Set down each entry from the block beneath, exactly as written.

### PROVIDED RECORDS

+===+

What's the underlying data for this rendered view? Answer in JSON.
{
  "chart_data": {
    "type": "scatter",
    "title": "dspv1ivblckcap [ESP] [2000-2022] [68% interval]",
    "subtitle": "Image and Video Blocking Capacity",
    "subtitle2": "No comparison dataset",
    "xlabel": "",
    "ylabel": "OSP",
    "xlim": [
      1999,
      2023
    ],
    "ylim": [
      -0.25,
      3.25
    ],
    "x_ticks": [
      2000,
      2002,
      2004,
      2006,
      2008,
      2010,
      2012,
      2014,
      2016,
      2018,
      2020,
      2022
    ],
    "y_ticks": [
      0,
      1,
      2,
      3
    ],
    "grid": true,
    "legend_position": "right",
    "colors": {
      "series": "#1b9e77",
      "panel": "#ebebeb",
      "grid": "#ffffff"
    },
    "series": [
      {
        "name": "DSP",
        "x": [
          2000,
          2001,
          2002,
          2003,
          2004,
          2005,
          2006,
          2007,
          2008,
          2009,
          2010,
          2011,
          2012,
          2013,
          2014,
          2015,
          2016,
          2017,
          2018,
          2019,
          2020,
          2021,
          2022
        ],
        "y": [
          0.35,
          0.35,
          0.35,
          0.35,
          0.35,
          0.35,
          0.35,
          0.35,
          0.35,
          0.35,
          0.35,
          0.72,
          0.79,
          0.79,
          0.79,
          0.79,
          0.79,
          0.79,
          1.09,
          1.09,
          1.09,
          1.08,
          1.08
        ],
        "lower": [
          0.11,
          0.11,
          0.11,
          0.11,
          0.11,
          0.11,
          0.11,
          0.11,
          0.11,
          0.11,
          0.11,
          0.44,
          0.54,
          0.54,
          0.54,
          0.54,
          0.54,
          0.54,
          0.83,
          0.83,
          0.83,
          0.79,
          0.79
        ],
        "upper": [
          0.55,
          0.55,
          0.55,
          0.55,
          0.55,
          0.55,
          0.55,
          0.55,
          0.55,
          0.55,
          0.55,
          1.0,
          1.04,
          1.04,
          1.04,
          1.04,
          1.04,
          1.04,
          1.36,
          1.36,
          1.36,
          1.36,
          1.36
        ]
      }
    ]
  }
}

+===+

### TASK SOLUTION
What's the underlying data for this rendered view? Answer in JSON.
{
  "chart_data": {
    "type": "scatter",
    "title": "dspv1ivblckcap [ESP] [2000-2022] [68% interval]",
    "subtitle": "Image and Video Blocking Capacity",
    "subtitle2": "No comparison dataset",
    "xlabel": "",
    "ylabel": "OSP",
    "xlim": [
      1999,
      2023
    ],
    "ylim": [
      -0.25,
      3.25
    ],
    "x_ticks": [
      2000,
      2002,
      2004,
      2006,
      2008,
      2010,
      2012,
      2014,
      2016,
      2018,
      2020,
      2022
    ],
    "y_ticks": [
      0,
      1,
      2,
      3
    ],
    "grid": true,
    "legend_position": "right",
    "colors": {
      "series": "#1b9e77",
      "panel": "#ebebeb",
      "grid": "#ffffff"
    },
    "series": [
      {
        "name": "DSP",
        "x": [
          2000,
          2001,
          2002,
          2003,
          2004,
          2005,
          2006,
          2007,
          2008,
          2009,
          2010,
          2011,
          2012,
          2013,
          2014,
          2015,
          2016,
          2017,
          2018,
          2019,
          2020,
          2021,
          2022
        ],
        "y": [
          0.35,
          0.35,
          0.35,
          0.35,
          0.35,
          0.35,
          0.35,
          0.35,
          0.35,
          0.35,
          0.35,
          0.72,
          0.79,
          0.79,
          0.79,
          0.79,
          0.79,
          0.79,
          1.09,
          1.09,
          1.09,
          1.08,
          1.08
        ],
        "lower": [
          0.11,
          0.11,
          0.11,
          0.11,
          0.11,
          0.11,
          0.11,
          0.11,
          0.11,
          0.11,
          0.11,
          0.44,
          0.54,
          0.54,
          0.54,
          0.54,
          0.54,
          0.54,
          0.83,
          0.83,
          0.83,
          0.79,
          0.79
        ],
        "upper": [
          0.55,
          0.55,
          0.55,
          0.55,
          0.55,
          0.55,
          0.55,
          0.55,
          0.55,
          0.55,
          0.55,
          1.0,
          1.04,
          1.04,
          1.04,
          1.04,
          1.04,
          1.04,
          1.36,
          1.36,
          1.36,
          1.36,
          1.36
        ]
      }
    ]
  }
}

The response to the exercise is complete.